Read the data and repeat it in full, exactly.

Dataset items
------------------------
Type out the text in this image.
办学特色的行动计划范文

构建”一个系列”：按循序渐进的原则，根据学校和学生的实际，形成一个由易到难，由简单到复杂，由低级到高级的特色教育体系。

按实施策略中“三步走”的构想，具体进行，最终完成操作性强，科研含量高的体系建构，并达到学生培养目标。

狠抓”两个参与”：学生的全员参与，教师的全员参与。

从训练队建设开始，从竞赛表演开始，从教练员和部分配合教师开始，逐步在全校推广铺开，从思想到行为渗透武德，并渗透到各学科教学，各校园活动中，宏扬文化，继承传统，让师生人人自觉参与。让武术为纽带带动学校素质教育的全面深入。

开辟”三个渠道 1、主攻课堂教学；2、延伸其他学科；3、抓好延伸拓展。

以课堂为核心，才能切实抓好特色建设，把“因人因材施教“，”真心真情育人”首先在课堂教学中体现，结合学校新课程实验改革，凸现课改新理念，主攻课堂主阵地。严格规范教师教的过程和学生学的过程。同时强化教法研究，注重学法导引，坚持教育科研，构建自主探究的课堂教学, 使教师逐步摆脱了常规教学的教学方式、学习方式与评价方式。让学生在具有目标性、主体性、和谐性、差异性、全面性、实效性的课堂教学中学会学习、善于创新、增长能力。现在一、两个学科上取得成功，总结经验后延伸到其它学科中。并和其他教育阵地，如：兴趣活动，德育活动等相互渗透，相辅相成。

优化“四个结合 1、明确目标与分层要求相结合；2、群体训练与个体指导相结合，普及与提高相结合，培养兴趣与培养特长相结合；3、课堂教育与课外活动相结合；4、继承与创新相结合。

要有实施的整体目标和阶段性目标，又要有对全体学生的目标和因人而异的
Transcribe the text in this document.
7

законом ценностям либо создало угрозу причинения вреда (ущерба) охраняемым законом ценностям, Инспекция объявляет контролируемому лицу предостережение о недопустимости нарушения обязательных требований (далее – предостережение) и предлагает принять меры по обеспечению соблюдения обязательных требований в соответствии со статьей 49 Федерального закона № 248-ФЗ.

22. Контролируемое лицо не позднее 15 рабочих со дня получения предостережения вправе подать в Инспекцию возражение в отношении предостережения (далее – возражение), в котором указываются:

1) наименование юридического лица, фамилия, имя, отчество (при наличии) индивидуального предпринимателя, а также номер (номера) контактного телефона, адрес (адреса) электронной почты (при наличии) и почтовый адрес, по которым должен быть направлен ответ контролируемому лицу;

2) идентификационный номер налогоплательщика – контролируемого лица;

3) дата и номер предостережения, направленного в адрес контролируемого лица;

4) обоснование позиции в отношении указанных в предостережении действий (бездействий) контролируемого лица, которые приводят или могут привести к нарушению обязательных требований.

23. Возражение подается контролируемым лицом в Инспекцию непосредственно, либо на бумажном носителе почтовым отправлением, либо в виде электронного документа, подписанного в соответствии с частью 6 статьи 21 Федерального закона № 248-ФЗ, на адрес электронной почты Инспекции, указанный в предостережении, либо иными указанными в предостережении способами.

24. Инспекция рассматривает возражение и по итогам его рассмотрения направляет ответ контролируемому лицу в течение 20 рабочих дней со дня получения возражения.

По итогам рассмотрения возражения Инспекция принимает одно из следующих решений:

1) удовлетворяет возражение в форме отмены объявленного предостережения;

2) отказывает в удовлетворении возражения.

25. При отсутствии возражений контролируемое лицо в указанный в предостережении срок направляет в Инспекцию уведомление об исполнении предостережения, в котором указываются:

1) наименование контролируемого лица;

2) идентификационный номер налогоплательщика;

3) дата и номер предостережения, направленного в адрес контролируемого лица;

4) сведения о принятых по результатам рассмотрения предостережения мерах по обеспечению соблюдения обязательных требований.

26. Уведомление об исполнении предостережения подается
------------------------
Expected output:
Type out the text in this image.
办学特色的行动计划范文

构建”一个系列”：按循序渐进的原则，根据学校和学生的实际，形成一个由易到难，由简单到复杂，由低级到高级的特色教育体系。

按实施策略中“三步走”的构想，具体进行，最终完成操作性强，科研含量高的体系建构，并达到学生培养目标。

狠抓”两个参与”：学生的全员参与，教师的全员参与。

从训练队建设开始，从竞赛表演开始，从教练员和部分配合教师开始，逐步在全校推广铺开，从思想到行为渗透武德，并渗透到各学科教学，各校园活动中，宏扬文化，继承传统，让师生人人自觉参与。让武术为纽带带动学校素质教育的全面深入。

开辟”三个渠道 1、主攻课堂教学；2、延伸其他学科；3、抓好延伸拓展。

以课堂为核心，才能切实抓好特色建设，把“因人因材施教“，”真心真情育人”首先在课堂教学中体现，结合学校新课程实验改革，凸现课改新理念，主攻课堂主阵地。严格规范教师教的过程和学生学的过程。同时强化教法研究，注重学法导引，坚持教育科研，构建自主探究的课堂教学, 使教师逐步摆脱了常规教学的教学方式、学习方式与评价方式。让学生在具有目标性、主体性、和谐性、差异性、全面性、实效性的课堂教学中学会学习、善于创新、增长能力。现在一、两个学科上取得成功，总结经验后延伸到其它学科中。并和其他教育阵地，如：兴趣活动，德育活动等相互渗透，相辅相成。

优化“四个结合 1、明确目标与分层要求相结合；2、群体训练与个体指导相结合，普及与提高相结合，培养兴趣与培养特长相结合；3、课堂教育与课外活动相结合；4、继承与创新相结合。

要有实施的整体目标和阶段性目标，又要有对全体学生的目标和因人而异的
Transcribe the text in this document.
7

законом ценностям либо создало угрозу причинения вреда (ущерба) охраняемым законом ценностям, Инспекция объявляет контролируемому лицу предостережение о недопустимости нарушения обязательных требований (далее – предостережение) и предлагает принять меры по обеспечению соблюдения обязательных требований в соответствии со статьей 49 Федерального закона № 248-ФЗ.

22. Контролируемое лицо не позднее 15 рабочих со дня получения предостережения вправе подать в Инспекцию возражение в отношении предостережения (далее – возражение), в котором указываются:

1) наименование юридического лица, фамилия, имя, отчество (при наличии) индивидуального предпринимателя, а также номер (номера) контактного телефона, адрес (адреса) электронной почты (при наличии) и почтовый адрес, по которым должен быть направлен ответ контролируемому лицу;

2) идентификационный номер налогоплательщика – контролируемого лица;

3) дата и номер предостережения, направленного в адрес контролируемого лица;

4) обоснование позиции в отношении указанных в предостережении действий (бездействий) контролируемого лица, которые приводят или могут привести к нарушению обязательных требований.

23. Возражение подается контролируемым лицом в Инспекцию непосредственно, либо на бумажном носителе почтовым отправлением, либо в виде электронного документа, подписанного в соответствии с частью 6 статьи 21 Федерального закона № 248-ФЗ, на адрес электронной почты Инспекции, указанный в предостережении, либо иными указанными в предостережении способами.

24. Инспекция рассматривает возражение и по итогам его рассмотрения направляет ответ контролируемому лицу в течение 20 рабочих дней со дня получения возражения.

По итогам рассмотрения возражения Инспекция принимает одно из следующих решений:

1) удовлетворяет возражение в форме отмены объявленного предостережения;

2) отказывает в удовлетворении возражения.

25. При отсутствии возражений контролируемое лицо в указанный в предостережении срок направляет в Инспекцию уведомление об исполнении предостережения, в котором указываются:

1) наименование контролируемого лица;

2) идентификационный номер налогоплательщика;

3) дата и номер предостережения, направленного в адрес контролируемого лица;

4) сведения о принятых по результатам рассмотрения предостережения мерах по обеспечению соблюдения обязательных требований.

26. Уведомление об исполнении предостережения подается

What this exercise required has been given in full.